### Stated exercise
Which lines hold the word "Belgique"? Copy each of them.

-- begin Provided records --

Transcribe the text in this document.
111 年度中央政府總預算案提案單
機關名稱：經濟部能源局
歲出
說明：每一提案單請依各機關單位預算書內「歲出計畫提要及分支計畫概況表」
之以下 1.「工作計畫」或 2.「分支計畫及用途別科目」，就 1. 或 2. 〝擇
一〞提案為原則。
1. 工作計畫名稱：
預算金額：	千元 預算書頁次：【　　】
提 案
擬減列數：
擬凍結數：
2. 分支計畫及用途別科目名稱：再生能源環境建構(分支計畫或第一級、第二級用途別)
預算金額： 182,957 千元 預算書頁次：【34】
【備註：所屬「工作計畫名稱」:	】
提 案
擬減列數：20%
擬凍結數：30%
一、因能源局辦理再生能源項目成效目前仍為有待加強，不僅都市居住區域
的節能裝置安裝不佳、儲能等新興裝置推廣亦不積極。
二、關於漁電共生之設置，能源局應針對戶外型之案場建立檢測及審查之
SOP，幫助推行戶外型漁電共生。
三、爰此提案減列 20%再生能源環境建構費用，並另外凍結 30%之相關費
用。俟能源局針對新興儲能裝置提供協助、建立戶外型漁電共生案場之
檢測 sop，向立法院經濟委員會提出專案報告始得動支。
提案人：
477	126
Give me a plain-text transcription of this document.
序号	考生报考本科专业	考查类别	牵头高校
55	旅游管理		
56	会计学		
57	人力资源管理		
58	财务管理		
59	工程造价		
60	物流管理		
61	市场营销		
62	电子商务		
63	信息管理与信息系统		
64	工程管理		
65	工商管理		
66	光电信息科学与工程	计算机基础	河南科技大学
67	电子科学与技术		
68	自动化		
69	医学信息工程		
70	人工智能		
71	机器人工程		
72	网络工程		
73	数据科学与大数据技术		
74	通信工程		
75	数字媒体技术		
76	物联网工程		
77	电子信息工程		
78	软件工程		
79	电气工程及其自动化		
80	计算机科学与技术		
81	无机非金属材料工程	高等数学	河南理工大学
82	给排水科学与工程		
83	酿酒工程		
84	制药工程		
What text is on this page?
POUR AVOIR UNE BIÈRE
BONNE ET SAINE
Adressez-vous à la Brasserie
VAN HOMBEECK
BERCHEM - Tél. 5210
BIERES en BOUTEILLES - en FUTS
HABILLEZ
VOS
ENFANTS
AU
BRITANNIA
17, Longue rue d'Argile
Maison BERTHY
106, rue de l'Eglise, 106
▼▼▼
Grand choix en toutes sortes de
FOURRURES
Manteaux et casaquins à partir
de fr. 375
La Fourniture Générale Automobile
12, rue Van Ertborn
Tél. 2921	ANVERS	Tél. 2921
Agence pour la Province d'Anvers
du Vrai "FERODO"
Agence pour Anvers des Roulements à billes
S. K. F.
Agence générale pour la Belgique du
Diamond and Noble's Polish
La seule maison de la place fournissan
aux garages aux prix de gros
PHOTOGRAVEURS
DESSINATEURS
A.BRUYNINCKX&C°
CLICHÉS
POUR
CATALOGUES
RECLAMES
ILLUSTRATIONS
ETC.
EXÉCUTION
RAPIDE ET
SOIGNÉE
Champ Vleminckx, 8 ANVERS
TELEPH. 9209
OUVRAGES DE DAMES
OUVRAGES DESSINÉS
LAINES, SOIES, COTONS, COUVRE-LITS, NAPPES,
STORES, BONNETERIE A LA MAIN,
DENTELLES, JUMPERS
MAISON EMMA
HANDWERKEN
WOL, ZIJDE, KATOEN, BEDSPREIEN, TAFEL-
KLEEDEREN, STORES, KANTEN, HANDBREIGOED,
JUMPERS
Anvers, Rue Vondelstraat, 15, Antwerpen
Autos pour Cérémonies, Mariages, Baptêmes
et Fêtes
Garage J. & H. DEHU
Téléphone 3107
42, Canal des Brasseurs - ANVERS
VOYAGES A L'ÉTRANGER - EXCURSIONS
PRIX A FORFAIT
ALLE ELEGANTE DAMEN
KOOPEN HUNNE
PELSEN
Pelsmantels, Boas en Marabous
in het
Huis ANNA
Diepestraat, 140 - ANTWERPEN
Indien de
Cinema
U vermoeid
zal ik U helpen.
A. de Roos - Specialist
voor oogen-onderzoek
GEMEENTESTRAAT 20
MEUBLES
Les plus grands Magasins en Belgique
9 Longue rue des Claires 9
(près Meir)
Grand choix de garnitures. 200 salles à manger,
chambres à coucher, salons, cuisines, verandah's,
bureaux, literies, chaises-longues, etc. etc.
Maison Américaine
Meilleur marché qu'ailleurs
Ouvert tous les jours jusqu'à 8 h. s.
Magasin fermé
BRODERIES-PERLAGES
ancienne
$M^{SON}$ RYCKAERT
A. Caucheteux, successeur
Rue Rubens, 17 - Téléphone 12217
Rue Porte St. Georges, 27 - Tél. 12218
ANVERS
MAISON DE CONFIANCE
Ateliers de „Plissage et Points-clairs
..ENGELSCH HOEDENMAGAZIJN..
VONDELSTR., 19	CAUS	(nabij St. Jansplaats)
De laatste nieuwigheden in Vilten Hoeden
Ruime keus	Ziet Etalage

-- end Provided records --

### Written answer
Agence générale pour la Belgique du
Les plus grands Magasins en Belgique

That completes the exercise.